» WORK TO BE COMPLETED
Copy each line that holds "JSON".

» ENTRIES PROVIDED
------------------------------------

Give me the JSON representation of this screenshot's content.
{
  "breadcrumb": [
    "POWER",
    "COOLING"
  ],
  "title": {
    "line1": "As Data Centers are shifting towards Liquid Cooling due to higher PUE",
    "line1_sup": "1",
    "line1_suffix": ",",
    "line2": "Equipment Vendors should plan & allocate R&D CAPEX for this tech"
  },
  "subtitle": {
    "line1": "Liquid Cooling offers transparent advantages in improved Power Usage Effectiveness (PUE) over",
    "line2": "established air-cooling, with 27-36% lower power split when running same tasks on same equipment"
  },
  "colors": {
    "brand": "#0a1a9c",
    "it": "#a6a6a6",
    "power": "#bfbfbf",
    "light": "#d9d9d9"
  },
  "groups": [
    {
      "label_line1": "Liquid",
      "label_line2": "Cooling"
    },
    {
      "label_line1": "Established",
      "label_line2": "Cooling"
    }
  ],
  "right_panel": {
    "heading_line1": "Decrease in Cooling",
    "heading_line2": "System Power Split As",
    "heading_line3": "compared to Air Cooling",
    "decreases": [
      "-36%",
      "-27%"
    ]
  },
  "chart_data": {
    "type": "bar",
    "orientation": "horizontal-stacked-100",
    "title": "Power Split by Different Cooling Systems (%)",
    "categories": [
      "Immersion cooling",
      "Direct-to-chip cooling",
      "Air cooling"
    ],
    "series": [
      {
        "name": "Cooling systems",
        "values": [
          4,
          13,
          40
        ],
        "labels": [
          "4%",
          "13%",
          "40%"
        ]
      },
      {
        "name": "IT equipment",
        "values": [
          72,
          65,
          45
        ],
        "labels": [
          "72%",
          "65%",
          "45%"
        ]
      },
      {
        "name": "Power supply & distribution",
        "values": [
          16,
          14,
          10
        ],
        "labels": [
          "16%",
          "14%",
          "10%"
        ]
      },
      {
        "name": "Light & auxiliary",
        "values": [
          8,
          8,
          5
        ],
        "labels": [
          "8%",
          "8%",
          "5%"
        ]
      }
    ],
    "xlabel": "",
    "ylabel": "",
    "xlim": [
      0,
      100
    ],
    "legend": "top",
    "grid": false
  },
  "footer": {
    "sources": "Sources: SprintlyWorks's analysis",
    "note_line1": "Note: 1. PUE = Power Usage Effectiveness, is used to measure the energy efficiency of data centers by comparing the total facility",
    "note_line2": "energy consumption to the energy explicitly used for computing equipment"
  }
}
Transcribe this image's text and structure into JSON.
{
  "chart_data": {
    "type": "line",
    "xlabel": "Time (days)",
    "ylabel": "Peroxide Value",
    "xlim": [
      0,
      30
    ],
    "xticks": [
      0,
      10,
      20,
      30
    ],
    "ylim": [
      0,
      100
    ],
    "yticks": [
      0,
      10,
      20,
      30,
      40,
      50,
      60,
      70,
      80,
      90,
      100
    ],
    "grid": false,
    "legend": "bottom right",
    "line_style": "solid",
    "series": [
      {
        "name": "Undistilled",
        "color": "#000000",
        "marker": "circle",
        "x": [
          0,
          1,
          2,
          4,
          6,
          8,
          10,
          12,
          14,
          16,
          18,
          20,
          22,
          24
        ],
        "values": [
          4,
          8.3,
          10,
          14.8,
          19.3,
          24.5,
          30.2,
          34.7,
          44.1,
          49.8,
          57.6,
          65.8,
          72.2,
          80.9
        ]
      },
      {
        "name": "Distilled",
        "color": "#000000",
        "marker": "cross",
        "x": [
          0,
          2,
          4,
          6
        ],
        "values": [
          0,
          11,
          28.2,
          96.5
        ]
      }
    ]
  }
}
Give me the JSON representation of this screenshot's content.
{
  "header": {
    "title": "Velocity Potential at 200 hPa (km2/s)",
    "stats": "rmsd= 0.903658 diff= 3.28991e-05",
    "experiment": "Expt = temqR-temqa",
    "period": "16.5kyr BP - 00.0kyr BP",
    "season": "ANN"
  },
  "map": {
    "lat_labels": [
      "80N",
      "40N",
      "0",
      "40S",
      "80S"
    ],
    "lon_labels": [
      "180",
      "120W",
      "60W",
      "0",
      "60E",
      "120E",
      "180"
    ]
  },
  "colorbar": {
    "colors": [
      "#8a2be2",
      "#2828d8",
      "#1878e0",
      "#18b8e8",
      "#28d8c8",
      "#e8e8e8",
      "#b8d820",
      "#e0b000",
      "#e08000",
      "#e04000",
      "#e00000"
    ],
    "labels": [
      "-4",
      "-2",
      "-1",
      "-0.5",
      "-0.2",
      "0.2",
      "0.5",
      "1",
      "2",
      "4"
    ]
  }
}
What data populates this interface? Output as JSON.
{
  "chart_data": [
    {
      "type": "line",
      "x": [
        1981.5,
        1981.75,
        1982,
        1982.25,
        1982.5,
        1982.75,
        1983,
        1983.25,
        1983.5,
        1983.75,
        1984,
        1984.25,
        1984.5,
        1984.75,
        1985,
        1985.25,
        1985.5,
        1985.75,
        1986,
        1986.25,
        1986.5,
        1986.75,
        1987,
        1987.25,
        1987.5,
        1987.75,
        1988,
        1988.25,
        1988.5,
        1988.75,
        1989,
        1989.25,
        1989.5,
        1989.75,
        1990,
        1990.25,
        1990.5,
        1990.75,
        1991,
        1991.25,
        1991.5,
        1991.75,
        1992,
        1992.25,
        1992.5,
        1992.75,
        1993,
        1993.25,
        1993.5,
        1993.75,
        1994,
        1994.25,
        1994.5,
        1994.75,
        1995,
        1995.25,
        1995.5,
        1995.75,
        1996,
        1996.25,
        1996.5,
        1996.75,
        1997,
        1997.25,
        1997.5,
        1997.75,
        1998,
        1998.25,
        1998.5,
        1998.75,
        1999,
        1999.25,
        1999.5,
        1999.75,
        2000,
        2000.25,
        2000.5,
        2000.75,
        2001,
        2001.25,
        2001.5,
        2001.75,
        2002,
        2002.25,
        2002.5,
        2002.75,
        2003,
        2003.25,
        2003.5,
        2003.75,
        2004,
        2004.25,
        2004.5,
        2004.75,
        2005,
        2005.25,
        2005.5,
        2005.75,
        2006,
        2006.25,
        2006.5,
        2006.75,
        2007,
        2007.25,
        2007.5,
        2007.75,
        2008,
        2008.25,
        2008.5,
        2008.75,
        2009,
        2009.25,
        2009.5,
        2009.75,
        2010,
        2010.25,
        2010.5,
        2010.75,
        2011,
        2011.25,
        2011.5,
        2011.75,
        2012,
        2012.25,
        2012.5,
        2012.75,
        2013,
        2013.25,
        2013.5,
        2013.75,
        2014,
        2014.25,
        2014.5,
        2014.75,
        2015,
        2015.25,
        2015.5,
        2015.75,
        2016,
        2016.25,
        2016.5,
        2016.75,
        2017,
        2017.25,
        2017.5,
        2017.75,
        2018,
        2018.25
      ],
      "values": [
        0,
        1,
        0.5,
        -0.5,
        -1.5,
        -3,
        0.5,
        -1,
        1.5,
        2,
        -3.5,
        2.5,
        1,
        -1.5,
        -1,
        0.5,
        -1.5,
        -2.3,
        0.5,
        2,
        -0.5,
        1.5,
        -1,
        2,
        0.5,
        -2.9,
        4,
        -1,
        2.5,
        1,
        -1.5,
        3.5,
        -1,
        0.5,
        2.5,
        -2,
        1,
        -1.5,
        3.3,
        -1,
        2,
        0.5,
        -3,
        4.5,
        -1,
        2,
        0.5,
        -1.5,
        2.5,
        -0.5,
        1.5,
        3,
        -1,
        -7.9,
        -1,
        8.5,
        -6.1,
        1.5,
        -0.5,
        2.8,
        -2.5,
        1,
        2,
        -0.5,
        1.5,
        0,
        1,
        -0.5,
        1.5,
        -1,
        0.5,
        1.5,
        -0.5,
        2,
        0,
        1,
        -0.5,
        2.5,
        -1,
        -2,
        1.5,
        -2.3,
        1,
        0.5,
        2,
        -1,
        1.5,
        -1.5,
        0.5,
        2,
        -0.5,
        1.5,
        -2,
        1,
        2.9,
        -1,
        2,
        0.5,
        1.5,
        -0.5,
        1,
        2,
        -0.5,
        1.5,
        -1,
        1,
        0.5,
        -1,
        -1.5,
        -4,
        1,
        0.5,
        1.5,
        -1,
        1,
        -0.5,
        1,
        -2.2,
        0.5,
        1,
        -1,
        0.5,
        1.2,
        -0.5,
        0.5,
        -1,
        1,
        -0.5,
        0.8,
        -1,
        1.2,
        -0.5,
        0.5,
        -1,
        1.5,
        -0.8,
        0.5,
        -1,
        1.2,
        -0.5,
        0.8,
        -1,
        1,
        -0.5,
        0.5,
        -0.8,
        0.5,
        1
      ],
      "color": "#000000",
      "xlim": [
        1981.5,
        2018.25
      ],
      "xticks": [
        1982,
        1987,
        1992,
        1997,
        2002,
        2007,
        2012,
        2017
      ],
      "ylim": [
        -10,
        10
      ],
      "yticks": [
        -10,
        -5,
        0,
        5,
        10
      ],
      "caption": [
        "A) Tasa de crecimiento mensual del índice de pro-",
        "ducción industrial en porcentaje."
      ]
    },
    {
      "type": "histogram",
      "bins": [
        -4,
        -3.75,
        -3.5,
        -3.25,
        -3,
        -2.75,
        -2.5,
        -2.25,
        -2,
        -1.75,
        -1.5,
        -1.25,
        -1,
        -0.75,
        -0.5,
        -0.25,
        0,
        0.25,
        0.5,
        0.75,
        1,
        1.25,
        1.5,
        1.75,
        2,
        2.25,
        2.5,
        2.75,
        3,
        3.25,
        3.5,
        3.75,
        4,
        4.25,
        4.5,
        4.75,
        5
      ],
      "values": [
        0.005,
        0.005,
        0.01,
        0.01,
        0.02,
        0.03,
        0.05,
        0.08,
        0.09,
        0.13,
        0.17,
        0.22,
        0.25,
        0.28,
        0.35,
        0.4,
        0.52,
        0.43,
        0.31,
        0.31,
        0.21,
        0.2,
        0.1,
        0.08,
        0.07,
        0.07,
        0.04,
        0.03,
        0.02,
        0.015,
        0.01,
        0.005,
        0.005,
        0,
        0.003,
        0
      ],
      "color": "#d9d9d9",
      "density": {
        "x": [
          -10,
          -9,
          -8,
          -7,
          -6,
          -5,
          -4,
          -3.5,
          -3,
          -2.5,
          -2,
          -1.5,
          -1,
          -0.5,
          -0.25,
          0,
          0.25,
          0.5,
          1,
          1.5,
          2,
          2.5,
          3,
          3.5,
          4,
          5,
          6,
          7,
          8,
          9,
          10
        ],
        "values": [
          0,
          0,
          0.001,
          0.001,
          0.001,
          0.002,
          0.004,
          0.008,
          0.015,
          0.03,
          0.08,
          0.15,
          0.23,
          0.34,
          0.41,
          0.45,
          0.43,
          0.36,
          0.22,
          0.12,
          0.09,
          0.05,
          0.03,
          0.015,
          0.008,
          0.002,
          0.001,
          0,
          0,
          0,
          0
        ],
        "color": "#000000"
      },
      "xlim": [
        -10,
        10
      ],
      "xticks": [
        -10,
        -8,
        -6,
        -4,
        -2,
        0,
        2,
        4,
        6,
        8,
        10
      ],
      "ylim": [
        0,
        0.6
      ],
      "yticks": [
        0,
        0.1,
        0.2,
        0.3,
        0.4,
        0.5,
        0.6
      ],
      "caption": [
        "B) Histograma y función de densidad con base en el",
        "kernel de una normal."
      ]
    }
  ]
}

------------------------------------

» COMPLETED TASK
Give me the JSON representation of this screenshot's content.
Transcribe this image's text and structure into JSON.
Give me the JSON representation of this screenshot's content.
What data populates this interface? Output as JSON.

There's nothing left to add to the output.